#### Extracted text:

_ _ _ _ _ _ _

United States District Court, M.D. Alabama, Northern Division

June 18, 2018

HOOVER REYNOLDS, # 133254, Petitioner,
v.
LEON BOLLING, et al., Respondents.

          RECOMMENDATION OF THE MAGISTRATE JUDGE

          Susan Russ Walker United States Magistrate Judge

         Before the court is Hoover Reynolds's (“Reynolds”) petition for writ of habeas corpus under 28 U.S.C. § 2254. Doc. No. 1. Reynolds challenges the state trial court's denial of his motion for reduction of sentence under § 13A-5-9.1, Ala. Code 1975.

         I. INTRODUCTION

         In 1984, Reynolds was sentenced as a habitual offender to life in prison without parole by the Circuit Court of Montgomery County after he was convicted of first-degree robbery. Reynolds's conviction and sentence were affirmed on direct appeal. In the ensuing years, Reynolds filed several unsuccessful federal habeas petitions challenging his conviction and sentence.[1]

         In August 2007, Reynolds filed with the state trial court a motion for reduction of sentence under § 13A-5-9.1, Ala. Code 1975. Doc. No. 7-3 at 4-12. In Kirby v. State, 899 So.2d 968, 971-72 (Ala. 2004), the Alabama Supreme Court discussed which inmates were eligible to seek sentence reductions under § 13A-5-9.1:

Reading § 13A-5-9.1 in conjunction with § 13A-5-9 [Alabama's Habitual Felony Offender Act (“HFOA”)], it is clear that a sentencing judge or a presiding judge can resentence only two narrowly defined classes of habitual offenders: those who had been sentenced to life imprisonment without the possibility of parole under the mandatory provisions of the HFOA upon conviction of a Class A felony with no prior Class A felony convictions; and those who had been sentenced to life imprisonment under the mandatory provisions of the HFOA upon conviction of a Class B felony. Moreover, of those habitual offenders, the judge can resentence only those who are nonviolent offenders.
We conclude that the state's trial judges have the authority under the statute to determine whether a defendant is a nonviolent offender and that those judges are competent to make that determination based upon the nature of the defendant's underlying conviction, other factors brought before the judge in the record of the case, and information submitted to the judge by the DOC and the Parole Board concerning the inmate's behavior while incarcerated.

_ _ _ _ _ _ _

(Items from a dataset)
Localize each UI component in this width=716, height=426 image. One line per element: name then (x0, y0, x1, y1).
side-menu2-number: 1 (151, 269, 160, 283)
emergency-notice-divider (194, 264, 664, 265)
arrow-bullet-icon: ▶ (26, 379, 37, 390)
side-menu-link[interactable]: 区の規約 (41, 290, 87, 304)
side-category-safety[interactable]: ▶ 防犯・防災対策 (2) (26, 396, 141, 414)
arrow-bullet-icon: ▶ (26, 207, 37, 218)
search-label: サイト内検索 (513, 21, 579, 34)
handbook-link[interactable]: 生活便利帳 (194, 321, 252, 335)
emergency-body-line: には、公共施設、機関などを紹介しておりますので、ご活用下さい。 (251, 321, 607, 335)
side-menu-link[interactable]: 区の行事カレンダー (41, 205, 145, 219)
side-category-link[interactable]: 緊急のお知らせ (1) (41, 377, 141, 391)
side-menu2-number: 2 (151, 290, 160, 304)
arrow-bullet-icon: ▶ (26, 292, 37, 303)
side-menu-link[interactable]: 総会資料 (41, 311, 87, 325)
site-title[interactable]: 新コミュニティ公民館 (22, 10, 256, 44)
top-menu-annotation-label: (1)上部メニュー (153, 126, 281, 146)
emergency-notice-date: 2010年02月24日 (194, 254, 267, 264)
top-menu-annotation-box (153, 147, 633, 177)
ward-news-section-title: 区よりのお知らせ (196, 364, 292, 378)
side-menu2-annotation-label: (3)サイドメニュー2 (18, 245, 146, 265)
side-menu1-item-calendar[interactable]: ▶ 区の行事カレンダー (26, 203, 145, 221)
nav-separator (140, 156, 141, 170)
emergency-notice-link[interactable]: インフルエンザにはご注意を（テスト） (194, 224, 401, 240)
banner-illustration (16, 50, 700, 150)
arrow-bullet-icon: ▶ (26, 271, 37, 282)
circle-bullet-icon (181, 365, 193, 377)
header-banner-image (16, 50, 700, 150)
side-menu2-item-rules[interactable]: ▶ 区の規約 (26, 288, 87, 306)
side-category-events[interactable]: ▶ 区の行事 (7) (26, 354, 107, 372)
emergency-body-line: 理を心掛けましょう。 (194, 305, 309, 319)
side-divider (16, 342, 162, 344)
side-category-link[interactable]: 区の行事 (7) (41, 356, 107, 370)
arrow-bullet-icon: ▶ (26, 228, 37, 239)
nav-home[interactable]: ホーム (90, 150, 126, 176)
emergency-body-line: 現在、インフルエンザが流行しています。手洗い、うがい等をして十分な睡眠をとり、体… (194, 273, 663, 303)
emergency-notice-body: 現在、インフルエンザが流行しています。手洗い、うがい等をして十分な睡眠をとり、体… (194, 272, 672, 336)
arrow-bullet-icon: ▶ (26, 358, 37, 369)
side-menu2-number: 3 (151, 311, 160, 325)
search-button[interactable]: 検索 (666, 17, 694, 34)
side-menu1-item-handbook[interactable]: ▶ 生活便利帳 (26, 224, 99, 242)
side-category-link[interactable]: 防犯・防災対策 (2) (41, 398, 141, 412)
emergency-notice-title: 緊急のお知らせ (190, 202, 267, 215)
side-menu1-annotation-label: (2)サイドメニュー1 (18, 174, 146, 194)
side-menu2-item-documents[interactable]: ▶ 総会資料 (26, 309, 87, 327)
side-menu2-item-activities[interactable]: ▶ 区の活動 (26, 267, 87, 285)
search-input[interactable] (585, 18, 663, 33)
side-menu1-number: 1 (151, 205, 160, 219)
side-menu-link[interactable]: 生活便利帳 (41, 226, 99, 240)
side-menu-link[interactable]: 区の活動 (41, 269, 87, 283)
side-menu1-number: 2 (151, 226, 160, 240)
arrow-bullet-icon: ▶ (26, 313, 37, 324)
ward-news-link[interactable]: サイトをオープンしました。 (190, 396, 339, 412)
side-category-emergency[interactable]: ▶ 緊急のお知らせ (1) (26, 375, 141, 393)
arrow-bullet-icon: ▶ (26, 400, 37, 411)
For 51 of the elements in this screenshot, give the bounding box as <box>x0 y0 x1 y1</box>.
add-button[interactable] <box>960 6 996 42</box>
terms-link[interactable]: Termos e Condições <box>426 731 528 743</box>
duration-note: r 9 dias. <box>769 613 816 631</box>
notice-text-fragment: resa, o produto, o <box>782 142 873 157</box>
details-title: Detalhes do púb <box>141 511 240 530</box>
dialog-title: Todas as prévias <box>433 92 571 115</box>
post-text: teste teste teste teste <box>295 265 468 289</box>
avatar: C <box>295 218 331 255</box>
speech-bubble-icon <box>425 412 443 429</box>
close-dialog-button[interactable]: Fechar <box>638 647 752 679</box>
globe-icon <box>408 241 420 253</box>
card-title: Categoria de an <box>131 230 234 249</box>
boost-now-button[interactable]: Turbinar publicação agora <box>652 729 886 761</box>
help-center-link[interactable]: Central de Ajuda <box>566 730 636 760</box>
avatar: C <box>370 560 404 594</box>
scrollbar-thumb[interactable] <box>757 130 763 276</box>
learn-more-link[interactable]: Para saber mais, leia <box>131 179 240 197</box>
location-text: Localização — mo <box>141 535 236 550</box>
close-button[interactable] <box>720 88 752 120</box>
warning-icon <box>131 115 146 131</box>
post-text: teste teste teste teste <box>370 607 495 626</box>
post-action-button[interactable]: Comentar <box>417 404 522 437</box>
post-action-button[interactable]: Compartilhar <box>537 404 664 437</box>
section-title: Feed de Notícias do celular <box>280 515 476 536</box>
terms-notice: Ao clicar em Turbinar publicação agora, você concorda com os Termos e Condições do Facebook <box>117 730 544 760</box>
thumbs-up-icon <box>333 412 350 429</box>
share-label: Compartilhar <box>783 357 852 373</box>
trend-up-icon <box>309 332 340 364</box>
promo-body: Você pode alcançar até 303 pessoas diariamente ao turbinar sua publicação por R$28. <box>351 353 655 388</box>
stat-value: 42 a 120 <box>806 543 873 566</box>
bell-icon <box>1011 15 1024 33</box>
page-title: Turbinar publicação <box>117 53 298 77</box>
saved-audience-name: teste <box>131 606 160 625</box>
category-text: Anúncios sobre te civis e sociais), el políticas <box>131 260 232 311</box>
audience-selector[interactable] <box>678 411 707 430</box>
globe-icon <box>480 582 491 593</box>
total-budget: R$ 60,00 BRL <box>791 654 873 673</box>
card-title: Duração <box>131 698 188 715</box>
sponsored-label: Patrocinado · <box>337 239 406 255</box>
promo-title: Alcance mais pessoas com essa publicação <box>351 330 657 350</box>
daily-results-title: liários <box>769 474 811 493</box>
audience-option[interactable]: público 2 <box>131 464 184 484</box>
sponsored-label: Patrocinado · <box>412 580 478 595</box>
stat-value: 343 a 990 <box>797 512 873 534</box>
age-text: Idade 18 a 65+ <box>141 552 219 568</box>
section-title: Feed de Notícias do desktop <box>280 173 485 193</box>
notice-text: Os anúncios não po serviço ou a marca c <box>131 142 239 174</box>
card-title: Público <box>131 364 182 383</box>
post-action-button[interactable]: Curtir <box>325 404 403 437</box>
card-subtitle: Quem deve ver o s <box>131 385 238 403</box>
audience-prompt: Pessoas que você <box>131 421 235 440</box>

_ _ _ _ _ _ _

According to the court recommendation above, for what crime was Reynolds convicted before receiving his 1984 sentence of life without parole?

First-degree robbery.